◆ ACTIVITY: Please restate word for word, and with nothing added, the lines that run from the one holding "Output a JSON" to the end of the entries below.

Stored entries:

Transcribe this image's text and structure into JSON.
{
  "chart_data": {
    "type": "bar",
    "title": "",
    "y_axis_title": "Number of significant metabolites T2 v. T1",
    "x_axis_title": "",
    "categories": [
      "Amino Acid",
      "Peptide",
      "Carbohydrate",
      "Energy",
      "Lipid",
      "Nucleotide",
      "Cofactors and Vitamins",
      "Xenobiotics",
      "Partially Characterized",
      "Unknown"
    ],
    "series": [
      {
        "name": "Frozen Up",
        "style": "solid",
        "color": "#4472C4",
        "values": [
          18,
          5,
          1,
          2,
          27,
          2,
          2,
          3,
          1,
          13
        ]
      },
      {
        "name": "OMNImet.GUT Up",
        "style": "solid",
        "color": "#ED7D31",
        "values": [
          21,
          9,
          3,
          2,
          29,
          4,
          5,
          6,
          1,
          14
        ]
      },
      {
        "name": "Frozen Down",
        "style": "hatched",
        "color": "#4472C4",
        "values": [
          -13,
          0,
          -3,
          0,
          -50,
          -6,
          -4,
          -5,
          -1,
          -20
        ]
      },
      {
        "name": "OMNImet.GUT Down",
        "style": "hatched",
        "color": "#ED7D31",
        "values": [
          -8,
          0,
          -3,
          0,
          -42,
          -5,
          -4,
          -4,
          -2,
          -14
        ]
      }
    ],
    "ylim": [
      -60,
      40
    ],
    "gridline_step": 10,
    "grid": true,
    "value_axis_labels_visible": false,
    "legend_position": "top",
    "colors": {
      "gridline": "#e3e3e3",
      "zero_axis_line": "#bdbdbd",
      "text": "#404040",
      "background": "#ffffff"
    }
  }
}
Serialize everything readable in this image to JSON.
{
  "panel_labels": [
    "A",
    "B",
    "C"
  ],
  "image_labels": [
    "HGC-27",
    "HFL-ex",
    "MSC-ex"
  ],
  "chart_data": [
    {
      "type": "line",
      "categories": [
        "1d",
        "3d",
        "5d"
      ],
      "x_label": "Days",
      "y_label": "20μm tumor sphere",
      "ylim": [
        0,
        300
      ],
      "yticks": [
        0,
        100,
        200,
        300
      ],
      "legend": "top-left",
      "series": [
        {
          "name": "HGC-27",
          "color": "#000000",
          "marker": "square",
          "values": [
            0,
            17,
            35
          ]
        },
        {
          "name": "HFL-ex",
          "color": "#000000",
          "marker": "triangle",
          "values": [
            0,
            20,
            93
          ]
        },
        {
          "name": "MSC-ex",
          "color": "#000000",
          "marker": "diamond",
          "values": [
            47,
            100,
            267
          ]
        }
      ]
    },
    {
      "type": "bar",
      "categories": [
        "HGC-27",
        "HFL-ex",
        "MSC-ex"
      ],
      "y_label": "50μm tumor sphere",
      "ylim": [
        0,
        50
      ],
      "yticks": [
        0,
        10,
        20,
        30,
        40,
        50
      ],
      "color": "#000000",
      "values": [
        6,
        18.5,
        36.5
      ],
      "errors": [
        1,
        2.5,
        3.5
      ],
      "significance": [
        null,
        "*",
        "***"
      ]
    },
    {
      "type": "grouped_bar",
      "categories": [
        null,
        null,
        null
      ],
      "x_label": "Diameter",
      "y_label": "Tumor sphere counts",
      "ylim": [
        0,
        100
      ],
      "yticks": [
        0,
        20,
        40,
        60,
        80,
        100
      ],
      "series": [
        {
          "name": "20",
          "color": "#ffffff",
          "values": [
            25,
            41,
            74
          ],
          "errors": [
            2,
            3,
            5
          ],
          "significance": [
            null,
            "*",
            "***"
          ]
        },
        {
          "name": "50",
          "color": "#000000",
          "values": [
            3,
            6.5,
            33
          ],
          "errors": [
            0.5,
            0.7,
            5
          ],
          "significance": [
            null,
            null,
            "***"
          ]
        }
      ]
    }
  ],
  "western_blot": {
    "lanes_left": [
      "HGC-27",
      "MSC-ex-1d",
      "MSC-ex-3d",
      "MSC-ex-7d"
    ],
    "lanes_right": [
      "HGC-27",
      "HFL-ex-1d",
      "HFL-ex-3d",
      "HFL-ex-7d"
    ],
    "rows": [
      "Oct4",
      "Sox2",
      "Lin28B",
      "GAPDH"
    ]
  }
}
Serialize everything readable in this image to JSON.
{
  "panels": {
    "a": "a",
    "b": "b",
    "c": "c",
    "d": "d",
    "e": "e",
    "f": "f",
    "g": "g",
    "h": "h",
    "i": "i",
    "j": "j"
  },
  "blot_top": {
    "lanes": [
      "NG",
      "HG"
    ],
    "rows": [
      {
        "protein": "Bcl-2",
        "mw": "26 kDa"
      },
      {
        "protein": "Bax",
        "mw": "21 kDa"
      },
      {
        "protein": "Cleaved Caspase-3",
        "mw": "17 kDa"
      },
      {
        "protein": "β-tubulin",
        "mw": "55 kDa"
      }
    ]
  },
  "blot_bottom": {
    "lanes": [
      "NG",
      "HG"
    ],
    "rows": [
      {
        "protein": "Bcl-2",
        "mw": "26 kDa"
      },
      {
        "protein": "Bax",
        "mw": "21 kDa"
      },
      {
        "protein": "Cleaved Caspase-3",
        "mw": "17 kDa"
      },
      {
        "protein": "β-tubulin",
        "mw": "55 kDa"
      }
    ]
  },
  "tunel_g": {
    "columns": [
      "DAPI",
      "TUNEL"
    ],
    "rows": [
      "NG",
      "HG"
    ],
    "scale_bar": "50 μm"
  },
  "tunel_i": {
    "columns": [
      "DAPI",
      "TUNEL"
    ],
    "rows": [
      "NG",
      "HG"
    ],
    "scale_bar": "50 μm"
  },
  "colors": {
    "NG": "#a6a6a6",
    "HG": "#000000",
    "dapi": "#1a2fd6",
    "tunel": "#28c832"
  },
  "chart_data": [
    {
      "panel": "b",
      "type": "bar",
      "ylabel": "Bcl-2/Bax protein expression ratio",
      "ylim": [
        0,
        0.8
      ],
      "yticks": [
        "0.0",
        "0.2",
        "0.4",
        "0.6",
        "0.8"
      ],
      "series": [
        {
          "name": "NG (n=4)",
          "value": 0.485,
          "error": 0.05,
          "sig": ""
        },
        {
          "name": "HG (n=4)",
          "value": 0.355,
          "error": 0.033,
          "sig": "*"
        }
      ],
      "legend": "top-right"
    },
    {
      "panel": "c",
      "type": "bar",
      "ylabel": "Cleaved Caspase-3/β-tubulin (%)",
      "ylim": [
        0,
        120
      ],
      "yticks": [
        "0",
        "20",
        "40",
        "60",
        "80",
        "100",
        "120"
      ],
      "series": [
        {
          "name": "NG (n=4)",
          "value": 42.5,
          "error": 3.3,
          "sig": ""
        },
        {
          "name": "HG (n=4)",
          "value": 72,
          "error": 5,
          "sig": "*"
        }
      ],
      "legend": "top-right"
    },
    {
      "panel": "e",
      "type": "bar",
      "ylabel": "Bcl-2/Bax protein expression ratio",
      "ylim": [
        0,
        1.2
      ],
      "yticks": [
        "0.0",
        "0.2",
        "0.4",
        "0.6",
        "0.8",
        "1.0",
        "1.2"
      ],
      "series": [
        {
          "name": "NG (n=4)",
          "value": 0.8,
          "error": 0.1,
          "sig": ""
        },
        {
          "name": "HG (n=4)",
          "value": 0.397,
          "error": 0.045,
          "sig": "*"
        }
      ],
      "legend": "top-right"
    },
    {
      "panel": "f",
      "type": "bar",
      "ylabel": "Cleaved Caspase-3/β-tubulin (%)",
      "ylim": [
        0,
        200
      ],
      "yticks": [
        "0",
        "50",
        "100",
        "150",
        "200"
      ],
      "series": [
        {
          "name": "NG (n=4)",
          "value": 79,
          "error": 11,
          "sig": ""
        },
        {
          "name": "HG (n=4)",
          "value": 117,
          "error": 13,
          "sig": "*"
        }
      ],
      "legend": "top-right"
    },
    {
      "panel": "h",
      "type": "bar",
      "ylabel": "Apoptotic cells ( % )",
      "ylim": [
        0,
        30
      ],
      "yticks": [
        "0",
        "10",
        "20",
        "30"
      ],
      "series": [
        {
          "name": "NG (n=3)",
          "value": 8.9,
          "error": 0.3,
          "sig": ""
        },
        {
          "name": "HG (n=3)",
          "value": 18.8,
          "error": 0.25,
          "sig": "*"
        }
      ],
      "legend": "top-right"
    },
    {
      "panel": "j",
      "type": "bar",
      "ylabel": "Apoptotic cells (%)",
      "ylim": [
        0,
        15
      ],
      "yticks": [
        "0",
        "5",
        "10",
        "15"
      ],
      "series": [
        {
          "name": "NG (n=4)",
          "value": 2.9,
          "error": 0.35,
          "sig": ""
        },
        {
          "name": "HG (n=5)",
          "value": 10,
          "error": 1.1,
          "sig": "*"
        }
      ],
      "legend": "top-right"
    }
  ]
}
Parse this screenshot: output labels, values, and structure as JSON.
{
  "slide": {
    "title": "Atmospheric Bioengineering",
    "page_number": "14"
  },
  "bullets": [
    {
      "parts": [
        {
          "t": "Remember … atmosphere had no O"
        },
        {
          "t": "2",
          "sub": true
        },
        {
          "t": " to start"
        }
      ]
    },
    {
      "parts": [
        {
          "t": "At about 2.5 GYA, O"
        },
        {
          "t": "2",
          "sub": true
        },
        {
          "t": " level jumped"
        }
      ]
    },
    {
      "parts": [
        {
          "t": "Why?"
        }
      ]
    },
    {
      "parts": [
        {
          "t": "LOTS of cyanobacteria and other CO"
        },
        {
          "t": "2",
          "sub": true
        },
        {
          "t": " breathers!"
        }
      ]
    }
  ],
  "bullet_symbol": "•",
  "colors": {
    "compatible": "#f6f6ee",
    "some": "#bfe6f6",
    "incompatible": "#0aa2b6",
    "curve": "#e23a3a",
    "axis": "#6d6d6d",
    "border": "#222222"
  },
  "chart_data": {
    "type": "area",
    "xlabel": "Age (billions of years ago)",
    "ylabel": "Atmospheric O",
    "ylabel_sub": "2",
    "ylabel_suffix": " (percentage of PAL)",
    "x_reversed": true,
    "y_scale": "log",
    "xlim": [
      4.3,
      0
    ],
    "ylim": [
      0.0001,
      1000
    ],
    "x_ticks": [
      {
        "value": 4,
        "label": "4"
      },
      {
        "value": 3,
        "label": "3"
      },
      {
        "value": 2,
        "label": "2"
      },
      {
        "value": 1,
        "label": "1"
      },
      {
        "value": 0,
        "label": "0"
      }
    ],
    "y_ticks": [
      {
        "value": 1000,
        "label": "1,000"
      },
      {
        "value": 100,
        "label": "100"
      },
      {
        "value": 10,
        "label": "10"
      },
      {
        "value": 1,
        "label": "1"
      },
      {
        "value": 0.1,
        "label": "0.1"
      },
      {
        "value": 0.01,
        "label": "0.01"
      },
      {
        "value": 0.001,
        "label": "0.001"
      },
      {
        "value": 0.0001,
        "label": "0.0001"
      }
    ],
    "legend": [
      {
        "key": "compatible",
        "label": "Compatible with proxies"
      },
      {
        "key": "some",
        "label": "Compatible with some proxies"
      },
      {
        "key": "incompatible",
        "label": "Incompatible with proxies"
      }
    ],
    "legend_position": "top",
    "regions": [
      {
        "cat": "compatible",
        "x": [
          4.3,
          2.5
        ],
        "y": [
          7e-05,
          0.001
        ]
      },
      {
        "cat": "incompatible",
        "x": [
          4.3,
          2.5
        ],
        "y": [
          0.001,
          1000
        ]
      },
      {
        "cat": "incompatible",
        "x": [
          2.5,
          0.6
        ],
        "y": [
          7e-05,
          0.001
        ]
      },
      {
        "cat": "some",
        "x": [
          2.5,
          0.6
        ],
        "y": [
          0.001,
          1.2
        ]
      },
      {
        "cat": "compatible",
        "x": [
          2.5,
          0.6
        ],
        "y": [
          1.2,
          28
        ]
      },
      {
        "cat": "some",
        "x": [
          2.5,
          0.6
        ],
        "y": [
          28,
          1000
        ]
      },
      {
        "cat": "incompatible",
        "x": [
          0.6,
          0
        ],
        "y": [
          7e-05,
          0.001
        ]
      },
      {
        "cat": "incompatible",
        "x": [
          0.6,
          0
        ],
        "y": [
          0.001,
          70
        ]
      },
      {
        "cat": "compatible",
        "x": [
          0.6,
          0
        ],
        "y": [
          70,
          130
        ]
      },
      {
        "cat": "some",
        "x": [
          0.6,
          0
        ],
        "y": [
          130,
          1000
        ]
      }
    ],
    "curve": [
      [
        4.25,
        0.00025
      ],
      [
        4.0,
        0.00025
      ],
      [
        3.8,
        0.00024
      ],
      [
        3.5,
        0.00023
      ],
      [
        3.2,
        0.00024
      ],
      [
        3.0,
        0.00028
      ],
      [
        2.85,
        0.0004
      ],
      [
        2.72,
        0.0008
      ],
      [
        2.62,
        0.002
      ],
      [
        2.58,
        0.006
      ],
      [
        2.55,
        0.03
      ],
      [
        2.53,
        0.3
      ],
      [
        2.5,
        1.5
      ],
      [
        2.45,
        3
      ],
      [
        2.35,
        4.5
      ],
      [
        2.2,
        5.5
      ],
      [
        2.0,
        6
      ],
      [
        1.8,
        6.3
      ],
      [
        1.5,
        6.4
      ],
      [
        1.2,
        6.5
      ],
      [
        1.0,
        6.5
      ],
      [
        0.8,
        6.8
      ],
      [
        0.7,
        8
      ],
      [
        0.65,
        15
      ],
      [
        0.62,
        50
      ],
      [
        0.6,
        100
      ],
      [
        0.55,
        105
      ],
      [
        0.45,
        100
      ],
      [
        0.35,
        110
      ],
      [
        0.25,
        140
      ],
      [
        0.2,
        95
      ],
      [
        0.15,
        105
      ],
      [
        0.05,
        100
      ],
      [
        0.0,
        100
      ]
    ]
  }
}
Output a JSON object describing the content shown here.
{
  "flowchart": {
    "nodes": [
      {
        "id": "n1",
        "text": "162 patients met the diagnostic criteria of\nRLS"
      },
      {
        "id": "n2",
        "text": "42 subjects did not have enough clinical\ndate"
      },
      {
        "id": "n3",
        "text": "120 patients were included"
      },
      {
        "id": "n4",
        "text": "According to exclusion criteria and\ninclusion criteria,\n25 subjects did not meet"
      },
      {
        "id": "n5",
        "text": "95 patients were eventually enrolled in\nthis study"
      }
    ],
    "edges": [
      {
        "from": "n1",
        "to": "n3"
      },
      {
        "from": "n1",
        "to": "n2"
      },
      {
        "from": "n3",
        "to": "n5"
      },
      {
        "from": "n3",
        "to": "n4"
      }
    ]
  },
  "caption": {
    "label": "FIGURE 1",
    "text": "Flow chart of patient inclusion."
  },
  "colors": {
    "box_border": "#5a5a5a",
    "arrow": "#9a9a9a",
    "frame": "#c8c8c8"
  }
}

◆ RESPONSE:
Output a JSON object describing the content shown here.
{
  "flowchart": {
    "nodes": [
      {
        "id": "n1",
        "text": "162 patients met the diagnostic criteria of\nRLS"
      },
      {
        "id": "n2",
        "text": "42 subjects did not have enough clinical\ndate"
      },
      {
        "id": "n3",
        "text": "120 patients were included"
      },
      {
        "id": "n4",
        "text": "According to exclusion criteria and\ninclusion criteria,\n25 subjects did not meet"
      },
      {
        "id": "n5",
        "text": "95 patients were eventually enrolled in\nthis study"
      }
    ],
    "edges": [
      {
        "from": "n1",
        "to": "n3"
      },
      {
        "from": "n1",
        "to": "n2"
      },
      {
        "from": "n3",
        "to": "n5"
      },
      {
        "from": "n3",
        "to": "n4"
      }
    ]
  },
  "caption": {
    "label": "FIGURE 1",
    "text": "Flow chart of patient inclusion."
  },
  "colors": {
    "box_border": "#5a5a5a",
    "arrow": "#9a9a9a",
    "frame": "#c8c8c8"
  }
}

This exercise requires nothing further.